▶ **Task instructions**
Can you print, word for word, the part of the Frannie Peabody profile that begins at the words "Following the death" and stops after "House in 1995."?

▶ **Extract to read**
Following the death of her grandson in 1984, Frannie joined an AIDS support group. She was the only straight, white-haired, elderly woman in a group of young gay men. Frannie went on to change the landscape of HIV/AIDS education and services in Maine, helping to establish Maine’s first AIDS hotline in 1985, Portland’s The AIDS Project (TAP) in 1985, and co-founding Peabody House in 1995.
For over 10 years, Frannie led a weekly support group for mothers, friends and family members of people with HIV/AIDS. The national leader in the Colonial Dames talked openly about condoms and sexuality to whomever would listen and was a staunch supporter of gay rights. Frannie testified before the Maine Legislature on the gay rights bill and in her final years was the Grand Marshall for the annual Gay Pride Parade in Portland.
Following her death in June 2001, leaders from both Peabody House and The AIDS Project decided that naming the new, merged organization Frannie Peabody Center was the most fitting way to honor her legacy of service and advance compassionate care for years to come.
Recognized in Maine and nationally for her extraordinary leadership in the HIV/AIDS epidemic, Frannie Peabody’s remarkable life of service and activism is an inspiration to all of those who work and volunteer at Frannie Peabody Center.

(Element and region listings)

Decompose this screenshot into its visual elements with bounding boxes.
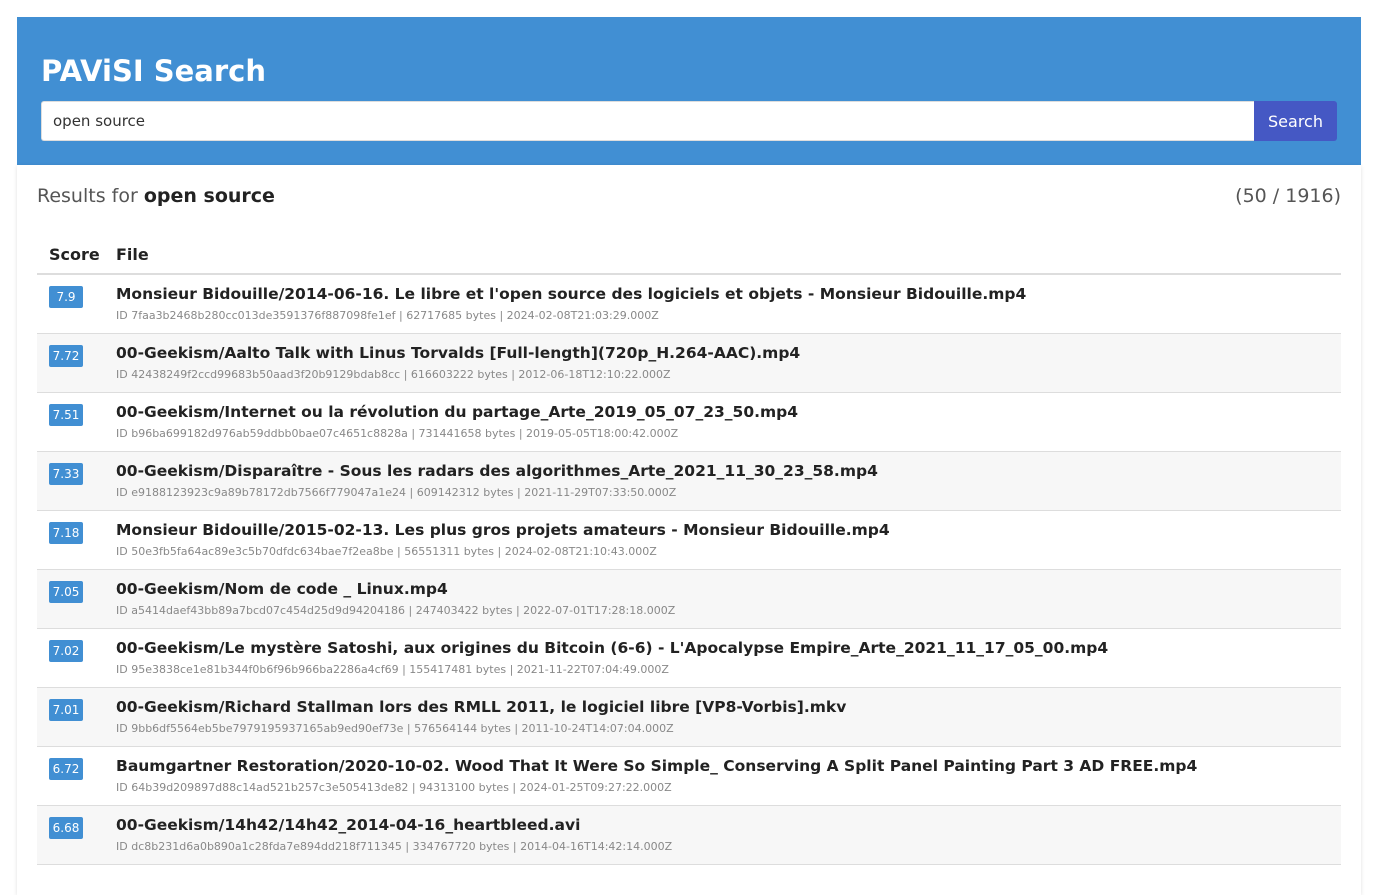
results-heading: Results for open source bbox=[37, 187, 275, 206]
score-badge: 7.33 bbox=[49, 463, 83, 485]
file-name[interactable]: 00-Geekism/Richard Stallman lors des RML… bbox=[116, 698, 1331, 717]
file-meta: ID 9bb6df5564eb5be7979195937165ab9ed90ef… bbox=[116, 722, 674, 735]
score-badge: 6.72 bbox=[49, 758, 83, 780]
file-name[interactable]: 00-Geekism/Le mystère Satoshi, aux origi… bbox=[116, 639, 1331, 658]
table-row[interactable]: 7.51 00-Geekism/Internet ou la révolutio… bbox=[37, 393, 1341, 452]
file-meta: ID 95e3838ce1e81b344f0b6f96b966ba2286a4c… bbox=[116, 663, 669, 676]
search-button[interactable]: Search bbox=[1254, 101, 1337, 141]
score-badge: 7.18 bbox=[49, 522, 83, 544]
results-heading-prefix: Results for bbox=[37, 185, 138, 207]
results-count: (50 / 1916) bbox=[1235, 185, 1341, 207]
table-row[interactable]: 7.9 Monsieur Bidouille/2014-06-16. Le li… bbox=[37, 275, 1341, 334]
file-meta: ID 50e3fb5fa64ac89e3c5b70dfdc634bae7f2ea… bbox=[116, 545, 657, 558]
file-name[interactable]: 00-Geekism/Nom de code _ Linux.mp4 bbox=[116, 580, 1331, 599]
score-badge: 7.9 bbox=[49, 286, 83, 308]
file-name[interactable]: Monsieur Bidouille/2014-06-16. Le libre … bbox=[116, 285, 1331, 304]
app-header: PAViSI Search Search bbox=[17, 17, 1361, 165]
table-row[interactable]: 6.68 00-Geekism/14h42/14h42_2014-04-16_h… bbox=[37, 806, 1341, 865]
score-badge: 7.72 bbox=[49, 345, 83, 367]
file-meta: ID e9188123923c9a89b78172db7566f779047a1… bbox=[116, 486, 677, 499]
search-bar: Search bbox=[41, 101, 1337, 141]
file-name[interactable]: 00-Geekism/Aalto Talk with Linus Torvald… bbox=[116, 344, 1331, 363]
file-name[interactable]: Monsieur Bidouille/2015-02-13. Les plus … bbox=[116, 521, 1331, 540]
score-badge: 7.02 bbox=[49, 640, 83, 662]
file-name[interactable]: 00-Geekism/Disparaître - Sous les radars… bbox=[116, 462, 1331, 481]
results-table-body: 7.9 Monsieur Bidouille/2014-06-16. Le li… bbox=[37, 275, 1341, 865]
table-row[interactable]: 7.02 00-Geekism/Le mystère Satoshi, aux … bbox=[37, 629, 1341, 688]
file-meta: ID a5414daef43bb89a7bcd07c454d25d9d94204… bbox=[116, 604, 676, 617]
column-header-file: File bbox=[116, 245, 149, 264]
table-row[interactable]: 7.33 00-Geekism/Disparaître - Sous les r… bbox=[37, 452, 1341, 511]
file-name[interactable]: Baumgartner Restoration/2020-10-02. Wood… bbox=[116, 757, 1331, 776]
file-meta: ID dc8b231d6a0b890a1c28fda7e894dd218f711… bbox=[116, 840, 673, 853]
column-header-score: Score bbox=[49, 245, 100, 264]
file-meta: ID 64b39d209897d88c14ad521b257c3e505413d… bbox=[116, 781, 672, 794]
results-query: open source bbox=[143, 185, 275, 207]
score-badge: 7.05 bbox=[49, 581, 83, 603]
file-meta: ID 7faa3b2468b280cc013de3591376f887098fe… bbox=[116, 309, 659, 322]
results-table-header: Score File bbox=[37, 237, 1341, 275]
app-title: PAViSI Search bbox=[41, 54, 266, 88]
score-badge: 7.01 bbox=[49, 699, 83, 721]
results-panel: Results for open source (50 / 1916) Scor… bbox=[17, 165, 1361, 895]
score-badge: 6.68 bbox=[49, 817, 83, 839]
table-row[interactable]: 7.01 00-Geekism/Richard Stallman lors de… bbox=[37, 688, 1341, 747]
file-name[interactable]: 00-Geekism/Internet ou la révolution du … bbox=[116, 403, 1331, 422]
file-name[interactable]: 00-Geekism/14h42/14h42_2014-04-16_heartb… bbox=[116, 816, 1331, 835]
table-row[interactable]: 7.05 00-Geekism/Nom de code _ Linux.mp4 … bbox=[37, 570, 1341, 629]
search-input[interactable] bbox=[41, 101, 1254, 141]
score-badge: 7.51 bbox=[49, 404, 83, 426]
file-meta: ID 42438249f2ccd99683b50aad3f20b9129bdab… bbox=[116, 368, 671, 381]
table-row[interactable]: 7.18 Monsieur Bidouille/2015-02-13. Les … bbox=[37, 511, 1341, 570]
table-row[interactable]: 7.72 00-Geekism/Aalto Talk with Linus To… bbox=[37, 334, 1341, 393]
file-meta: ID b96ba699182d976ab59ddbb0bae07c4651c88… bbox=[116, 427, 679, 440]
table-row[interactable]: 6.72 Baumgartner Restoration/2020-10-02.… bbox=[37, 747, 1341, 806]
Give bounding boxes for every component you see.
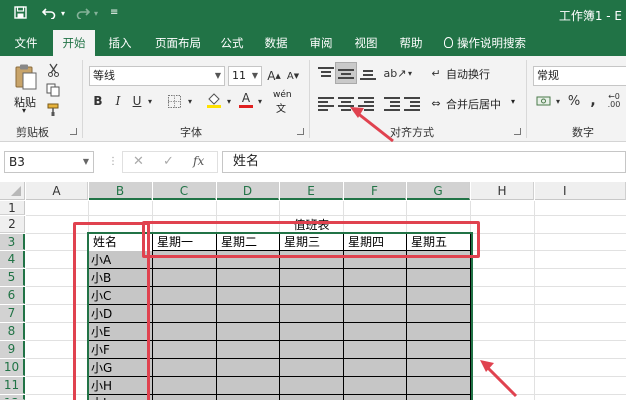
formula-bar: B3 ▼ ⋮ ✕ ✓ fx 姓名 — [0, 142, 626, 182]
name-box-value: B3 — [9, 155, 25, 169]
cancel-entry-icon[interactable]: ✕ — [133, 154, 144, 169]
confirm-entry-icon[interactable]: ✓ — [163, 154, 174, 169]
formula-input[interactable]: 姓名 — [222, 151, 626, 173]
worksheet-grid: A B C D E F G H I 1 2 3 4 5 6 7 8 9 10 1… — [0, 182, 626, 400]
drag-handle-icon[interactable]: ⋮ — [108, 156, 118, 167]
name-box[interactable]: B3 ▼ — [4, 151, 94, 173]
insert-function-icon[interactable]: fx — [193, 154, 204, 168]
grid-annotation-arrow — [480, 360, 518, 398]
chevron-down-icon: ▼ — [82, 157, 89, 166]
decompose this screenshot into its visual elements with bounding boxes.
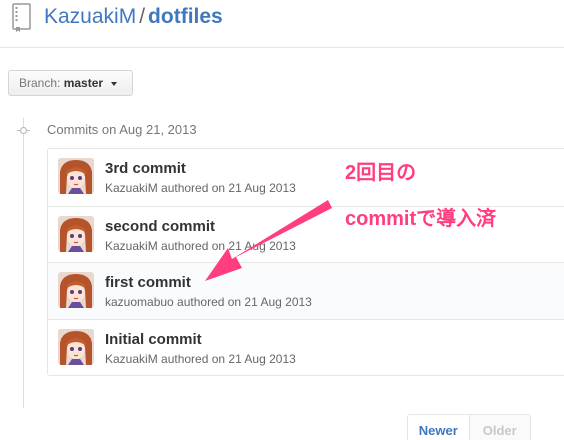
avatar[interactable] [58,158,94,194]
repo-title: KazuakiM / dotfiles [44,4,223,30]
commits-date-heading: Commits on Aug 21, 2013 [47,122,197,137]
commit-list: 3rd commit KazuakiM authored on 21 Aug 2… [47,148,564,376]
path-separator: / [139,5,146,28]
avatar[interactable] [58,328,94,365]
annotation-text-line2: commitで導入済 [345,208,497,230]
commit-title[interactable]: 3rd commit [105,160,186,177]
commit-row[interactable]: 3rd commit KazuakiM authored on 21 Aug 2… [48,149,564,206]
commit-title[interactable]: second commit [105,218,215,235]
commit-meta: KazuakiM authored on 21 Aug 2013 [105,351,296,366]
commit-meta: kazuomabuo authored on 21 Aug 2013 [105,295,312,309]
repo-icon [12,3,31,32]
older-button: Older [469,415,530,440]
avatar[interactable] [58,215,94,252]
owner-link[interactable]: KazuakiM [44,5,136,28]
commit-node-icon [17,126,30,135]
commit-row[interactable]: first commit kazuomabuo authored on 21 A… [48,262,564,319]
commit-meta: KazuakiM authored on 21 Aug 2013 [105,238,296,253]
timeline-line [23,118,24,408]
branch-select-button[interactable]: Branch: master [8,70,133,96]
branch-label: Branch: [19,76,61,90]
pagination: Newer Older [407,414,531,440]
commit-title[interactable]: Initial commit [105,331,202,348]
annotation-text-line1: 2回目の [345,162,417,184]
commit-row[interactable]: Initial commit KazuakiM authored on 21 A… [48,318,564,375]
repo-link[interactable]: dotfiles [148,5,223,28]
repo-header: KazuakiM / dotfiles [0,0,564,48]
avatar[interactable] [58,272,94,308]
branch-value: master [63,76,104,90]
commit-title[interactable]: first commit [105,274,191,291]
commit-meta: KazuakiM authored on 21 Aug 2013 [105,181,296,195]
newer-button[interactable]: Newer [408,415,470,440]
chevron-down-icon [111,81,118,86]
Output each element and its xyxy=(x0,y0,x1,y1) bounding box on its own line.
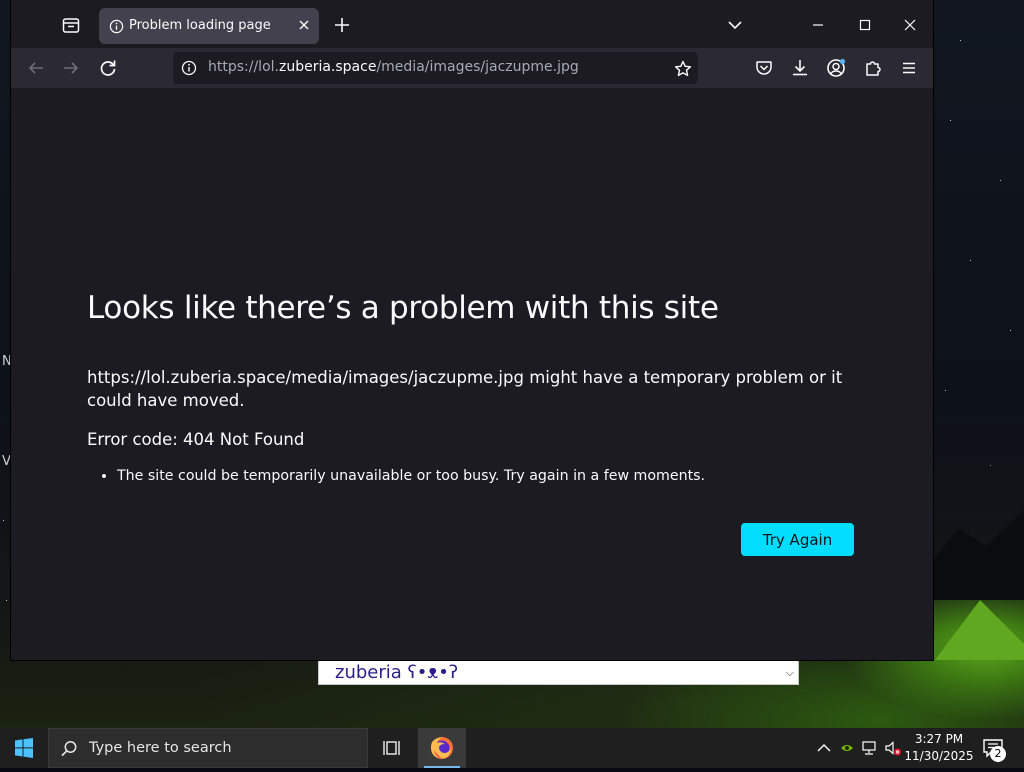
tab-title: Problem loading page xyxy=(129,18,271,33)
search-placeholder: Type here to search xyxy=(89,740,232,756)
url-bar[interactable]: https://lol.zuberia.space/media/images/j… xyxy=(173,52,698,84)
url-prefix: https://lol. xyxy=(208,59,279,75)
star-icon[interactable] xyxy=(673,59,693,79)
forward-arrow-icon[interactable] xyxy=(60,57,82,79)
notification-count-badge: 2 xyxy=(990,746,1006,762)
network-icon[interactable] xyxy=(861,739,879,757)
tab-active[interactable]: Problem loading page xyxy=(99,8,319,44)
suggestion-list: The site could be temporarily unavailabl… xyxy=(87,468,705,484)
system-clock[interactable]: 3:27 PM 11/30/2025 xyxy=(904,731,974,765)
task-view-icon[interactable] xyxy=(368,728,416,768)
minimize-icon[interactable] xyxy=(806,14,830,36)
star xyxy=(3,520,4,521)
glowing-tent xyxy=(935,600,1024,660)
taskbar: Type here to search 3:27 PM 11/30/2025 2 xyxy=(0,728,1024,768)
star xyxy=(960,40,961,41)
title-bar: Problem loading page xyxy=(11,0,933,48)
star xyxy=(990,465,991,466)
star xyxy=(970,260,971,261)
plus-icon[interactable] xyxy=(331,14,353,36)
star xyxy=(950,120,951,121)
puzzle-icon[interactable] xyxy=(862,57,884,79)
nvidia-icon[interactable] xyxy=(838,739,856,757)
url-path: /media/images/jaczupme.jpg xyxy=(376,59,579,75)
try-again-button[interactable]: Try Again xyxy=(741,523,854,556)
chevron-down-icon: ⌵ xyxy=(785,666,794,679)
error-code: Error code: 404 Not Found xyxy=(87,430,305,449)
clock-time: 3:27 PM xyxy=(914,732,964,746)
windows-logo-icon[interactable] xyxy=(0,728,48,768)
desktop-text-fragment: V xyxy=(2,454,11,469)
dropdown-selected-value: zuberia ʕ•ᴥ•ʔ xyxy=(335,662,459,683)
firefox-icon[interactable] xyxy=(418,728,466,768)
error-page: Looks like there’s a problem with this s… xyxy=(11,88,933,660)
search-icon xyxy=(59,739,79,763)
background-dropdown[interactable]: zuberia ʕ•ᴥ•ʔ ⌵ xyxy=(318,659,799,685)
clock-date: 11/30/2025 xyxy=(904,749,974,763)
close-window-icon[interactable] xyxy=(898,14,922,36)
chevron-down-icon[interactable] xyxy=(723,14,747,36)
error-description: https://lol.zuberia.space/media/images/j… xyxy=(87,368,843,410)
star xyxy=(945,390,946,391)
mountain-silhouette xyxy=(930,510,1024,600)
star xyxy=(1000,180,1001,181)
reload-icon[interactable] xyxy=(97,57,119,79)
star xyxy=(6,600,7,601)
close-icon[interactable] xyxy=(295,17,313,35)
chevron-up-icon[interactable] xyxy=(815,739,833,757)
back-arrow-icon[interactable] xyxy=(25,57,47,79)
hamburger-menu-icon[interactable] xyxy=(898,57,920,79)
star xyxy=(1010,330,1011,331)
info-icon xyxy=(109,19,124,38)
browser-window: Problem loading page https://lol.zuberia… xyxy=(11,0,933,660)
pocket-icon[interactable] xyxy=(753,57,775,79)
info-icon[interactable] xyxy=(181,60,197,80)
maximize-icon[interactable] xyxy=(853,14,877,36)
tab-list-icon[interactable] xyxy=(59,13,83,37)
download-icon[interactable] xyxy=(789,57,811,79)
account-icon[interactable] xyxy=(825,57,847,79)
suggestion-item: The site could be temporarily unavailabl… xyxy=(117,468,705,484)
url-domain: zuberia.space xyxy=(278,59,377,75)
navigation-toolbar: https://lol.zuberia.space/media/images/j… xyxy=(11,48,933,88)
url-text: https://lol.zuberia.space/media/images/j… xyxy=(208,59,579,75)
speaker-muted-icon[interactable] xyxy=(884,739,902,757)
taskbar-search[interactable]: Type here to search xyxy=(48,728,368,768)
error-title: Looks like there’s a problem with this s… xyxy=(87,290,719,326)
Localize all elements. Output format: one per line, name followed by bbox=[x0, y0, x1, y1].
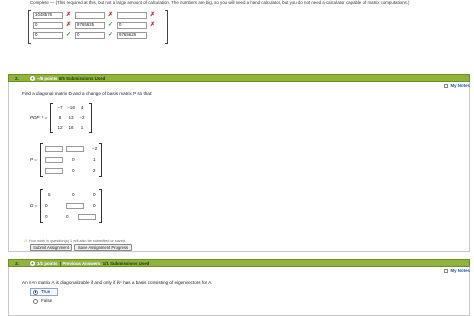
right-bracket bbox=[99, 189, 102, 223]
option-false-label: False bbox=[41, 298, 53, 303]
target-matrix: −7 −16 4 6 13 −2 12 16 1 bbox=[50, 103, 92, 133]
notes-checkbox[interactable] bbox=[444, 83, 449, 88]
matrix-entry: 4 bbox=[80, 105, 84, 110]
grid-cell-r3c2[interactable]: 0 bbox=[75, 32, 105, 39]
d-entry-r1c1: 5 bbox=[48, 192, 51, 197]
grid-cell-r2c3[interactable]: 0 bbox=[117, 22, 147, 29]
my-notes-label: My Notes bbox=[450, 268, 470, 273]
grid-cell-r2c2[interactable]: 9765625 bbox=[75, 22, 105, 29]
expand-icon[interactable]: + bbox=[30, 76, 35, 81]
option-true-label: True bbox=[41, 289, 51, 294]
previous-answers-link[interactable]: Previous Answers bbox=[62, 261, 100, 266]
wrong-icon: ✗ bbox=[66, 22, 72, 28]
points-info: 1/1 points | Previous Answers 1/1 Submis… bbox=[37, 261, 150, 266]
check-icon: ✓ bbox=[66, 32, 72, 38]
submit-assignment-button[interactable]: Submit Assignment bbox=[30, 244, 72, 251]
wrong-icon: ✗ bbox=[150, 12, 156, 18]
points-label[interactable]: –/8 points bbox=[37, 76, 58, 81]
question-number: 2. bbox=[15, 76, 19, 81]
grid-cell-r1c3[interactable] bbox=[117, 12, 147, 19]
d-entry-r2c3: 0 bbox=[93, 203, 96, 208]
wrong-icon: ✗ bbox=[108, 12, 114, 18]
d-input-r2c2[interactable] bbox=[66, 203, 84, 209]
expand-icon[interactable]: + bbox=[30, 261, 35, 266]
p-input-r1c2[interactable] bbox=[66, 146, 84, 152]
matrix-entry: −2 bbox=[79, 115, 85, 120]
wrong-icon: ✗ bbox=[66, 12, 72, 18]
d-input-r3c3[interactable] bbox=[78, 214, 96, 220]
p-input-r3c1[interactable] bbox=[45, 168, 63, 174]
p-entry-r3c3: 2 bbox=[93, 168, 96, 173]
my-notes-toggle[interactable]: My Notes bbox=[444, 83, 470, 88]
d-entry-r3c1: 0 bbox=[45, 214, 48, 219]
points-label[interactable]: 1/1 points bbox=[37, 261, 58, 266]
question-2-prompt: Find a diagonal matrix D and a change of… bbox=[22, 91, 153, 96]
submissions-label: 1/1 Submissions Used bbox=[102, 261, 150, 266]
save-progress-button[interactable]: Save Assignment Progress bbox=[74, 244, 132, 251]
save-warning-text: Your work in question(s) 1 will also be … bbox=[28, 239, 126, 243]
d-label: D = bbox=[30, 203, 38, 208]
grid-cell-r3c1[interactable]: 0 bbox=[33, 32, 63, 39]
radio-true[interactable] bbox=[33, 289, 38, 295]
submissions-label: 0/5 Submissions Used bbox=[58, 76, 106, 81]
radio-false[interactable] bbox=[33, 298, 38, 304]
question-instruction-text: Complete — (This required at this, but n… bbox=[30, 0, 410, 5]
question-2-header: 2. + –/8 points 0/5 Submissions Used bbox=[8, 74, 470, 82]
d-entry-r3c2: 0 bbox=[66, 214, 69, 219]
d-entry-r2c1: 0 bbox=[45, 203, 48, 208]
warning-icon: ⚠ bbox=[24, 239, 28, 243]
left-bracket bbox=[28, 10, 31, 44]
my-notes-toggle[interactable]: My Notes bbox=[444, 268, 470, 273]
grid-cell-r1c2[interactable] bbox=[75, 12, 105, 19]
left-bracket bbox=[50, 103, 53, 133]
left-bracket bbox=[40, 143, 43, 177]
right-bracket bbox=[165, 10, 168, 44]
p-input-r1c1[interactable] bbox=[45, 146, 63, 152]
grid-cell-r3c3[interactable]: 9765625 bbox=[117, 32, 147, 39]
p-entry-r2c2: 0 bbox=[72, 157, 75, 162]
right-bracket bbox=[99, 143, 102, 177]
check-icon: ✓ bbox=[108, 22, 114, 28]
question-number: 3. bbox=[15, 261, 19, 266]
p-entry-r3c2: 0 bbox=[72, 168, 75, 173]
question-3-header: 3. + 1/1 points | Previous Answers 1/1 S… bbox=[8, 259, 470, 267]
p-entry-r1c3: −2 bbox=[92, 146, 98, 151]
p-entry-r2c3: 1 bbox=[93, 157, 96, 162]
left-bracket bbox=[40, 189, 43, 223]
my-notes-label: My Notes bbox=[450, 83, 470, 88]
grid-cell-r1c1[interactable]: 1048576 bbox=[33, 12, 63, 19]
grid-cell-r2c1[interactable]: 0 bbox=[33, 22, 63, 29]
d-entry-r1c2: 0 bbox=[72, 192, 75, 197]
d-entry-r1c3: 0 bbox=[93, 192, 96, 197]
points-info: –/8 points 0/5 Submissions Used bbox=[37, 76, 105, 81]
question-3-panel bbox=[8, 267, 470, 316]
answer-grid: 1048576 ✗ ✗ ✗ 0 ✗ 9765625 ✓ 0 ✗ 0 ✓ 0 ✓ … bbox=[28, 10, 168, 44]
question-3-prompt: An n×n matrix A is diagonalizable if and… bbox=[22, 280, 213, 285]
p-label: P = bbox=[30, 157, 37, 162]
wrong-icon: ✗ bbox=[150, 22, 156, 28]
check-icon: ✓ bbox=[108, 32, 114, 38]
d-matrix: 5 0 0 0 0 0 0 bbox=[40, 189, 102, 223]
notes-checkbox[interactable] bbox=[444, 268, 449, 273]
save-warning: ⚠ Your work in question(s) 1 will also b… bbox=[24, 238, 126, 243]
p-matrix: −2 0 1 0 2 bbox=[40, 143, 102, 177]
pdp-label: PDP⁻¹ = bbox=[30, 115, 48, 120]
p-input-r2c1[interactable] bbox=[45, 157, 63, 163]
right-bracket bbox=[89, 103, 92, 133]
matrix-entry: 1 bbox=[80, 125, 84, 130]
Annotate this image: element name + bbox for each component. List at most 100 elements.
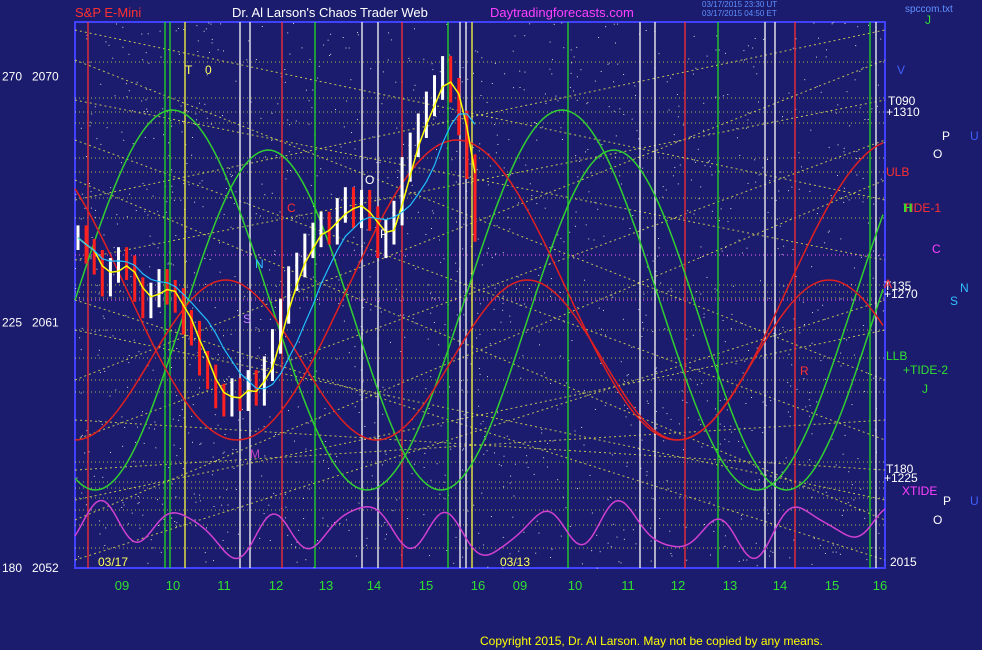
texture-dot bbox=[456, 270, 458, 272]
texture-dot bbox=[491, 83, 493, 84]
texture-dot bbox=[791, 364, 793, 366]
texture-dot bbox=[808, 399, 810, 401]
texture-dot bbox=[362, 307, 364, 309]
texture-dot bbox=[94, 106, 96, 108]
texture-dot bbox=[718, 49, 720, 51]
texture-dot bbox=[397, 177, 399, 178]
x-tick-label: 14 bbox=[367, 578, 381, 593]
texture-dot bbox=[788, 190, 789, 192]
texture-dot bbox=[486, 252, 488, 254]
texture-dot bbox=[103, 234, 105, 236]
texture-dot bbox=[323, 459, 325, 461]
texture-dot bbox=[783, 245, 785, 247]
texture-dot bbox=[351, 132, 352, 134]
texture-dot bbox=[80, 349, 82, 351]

▶ **Completed exercise**
Following the death of her grandson in 1984, Frannie joined an AIDS support group. She was the only straight, white-haired, elderly woman in a group of young gay men. Frannie went on to change the landscape of HIV/AIDS education and services in Maine, helping to establish Maine’s first AIDS hotline in 1985, Portland’s The AIDS Project (TAP) in 1985, and co-founding Peabody House in 1995.